## [Direction]
Where a line contains the word "undanmanöver", copy that line in full.
################
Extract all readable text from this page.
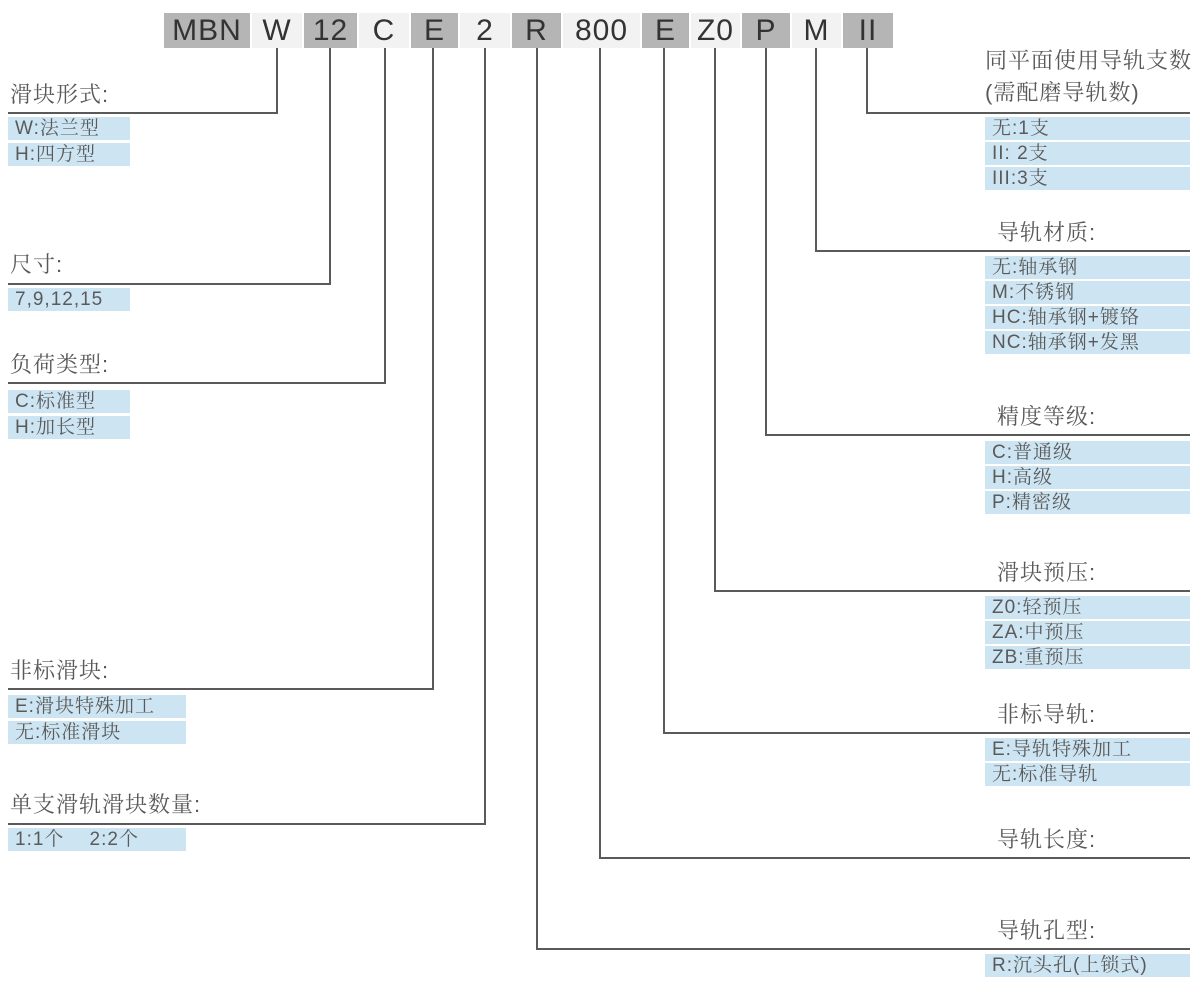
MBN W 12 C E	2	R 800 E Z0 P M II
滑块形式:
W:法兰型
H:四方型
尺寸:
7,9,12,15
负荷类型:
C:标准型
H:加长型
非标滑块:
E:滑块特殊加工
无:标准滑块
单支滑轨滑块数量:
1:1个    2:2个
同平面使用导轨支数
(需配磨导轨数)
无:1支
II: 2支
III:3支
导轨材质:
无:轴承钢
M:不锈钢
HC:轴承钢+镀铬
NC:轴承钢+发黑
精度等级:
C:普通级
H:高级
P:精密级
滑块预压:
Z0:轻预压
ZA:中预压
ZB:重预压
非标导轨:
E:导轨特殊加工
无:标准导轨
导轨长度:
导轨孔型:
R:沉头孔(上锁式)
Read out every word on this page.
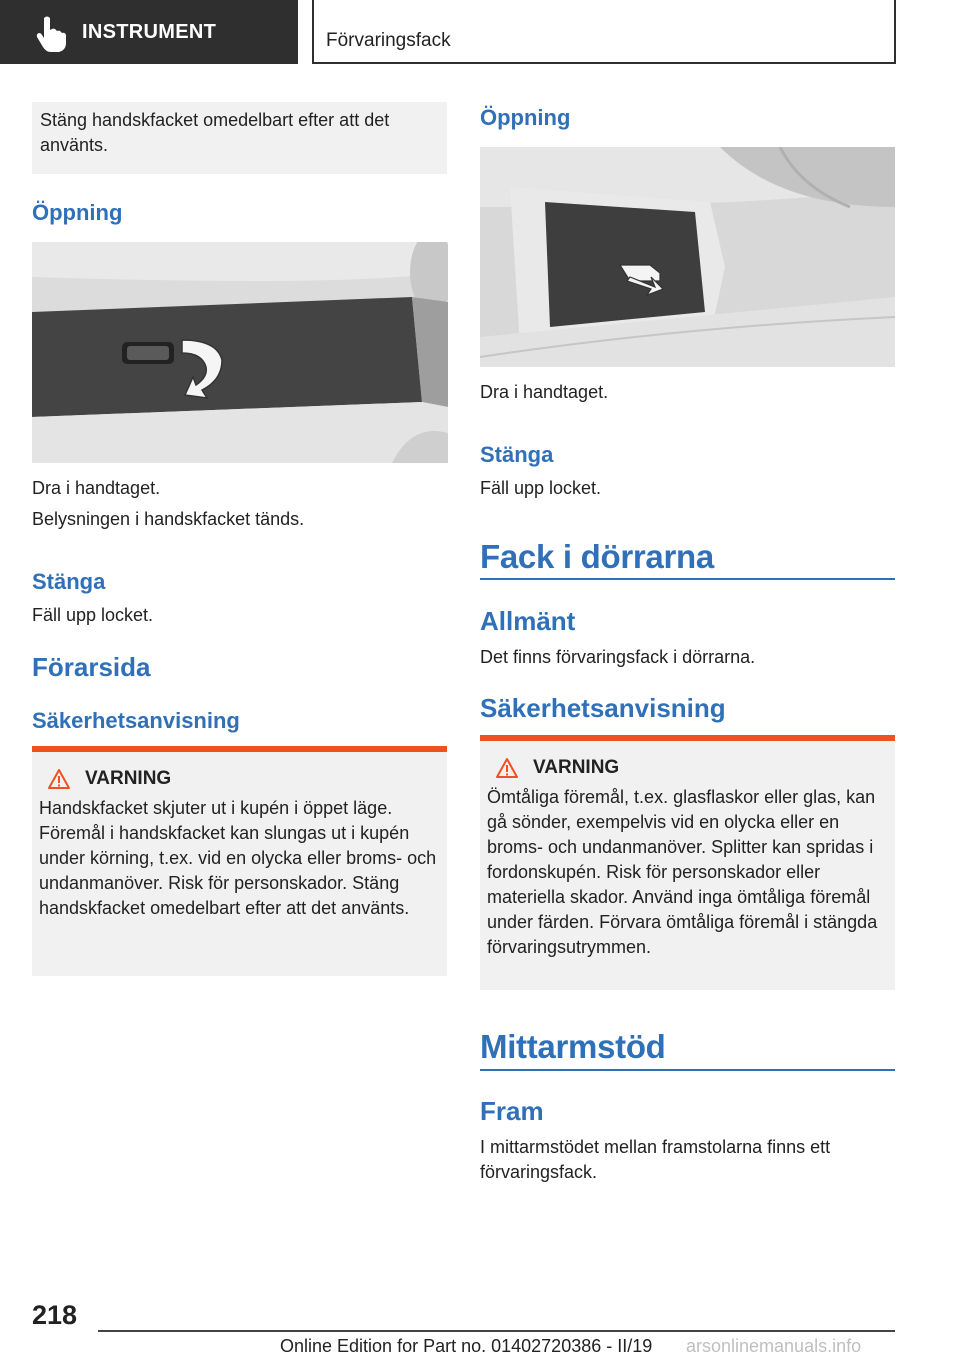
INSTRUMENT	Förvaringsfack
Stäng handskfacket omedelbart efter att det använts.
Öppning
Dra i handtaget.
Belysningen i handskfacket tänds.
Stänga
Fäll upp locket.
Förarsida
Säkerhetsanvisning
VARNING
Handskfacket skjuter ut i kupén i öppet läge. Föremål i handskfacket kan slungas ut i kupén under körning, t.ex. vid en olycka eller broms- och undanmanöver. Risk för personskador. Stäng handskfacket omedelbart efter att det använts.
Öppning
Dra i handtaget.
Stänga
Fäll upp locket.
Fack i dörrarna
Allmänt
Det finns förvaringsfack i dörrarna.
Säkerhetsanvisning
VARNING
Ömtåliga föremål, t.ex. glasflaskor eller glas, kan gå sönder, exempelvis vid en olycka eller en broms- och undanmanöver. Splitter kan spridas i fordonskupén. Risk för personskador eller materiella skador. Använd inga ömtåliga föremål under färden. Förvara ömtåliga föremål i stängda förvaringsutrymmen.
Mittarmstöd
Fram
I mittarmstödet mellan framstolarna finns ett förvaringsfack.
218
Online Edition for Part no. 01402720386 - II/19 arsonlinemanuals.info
################
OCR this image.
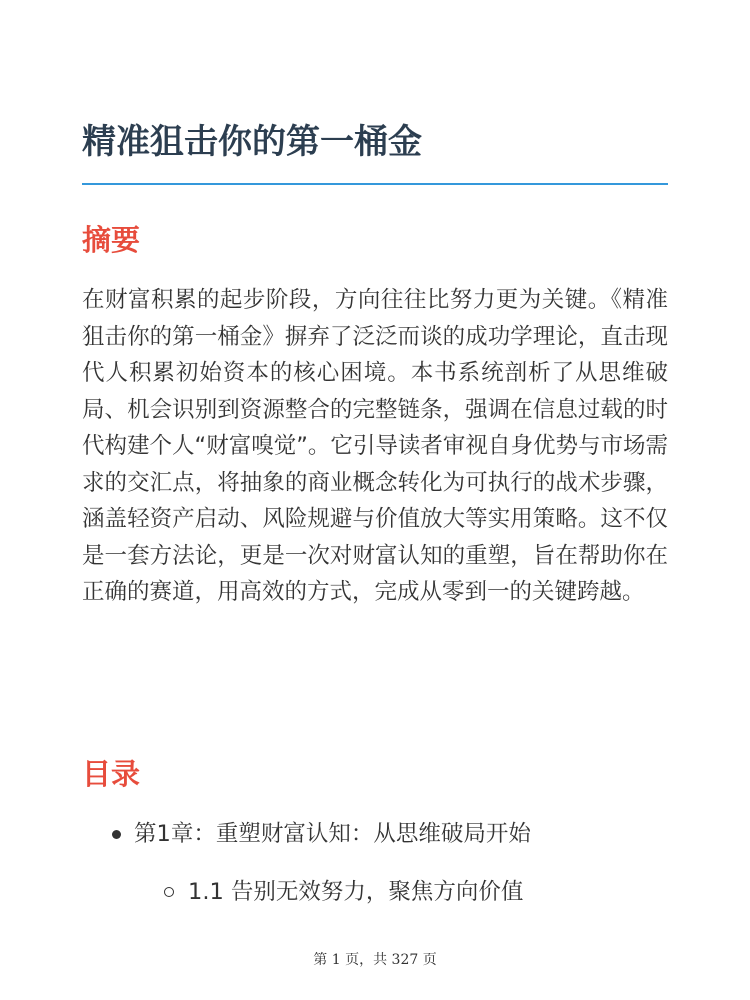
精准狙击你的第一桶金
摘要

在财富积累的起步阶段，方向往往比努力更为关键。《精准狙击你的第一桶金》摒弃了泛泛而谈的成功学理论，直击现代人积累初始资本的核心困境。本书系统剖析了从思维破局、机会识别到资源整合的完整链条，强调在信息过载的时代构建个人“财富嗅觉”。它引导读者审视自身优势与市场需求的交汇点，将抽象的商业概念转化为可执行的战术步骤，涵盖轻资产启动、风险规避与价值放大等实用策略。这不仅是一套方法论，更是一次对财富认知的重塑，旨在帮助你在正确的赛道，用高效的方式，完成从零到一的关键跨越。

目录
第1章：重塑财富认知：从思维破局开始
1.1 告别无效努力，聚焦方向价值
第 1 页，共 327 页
################
## [Written response]
Handskfacket skjuter ut i kupén i öppet läge. Föremål i handskfacket kan slungas ut i kupén under körning, t.ex. vid en olycka eller broms- och undanmanöver. Risk för personskador. Stäng handskfacket omedelbart efter att det använts.
Ömtåliga föremål, t.ex. glasflaskor eller glas, kan gå sönder, exempelvis vid en olycka eller en broms- och undanmanöver. Splitter kan spridas i fordonskupén. Risk för personskador eller materiella skador. Använd inga ömtåliga föremål under färden. Förvara ömtåliga föremål i stängda förvaringsutrymmen.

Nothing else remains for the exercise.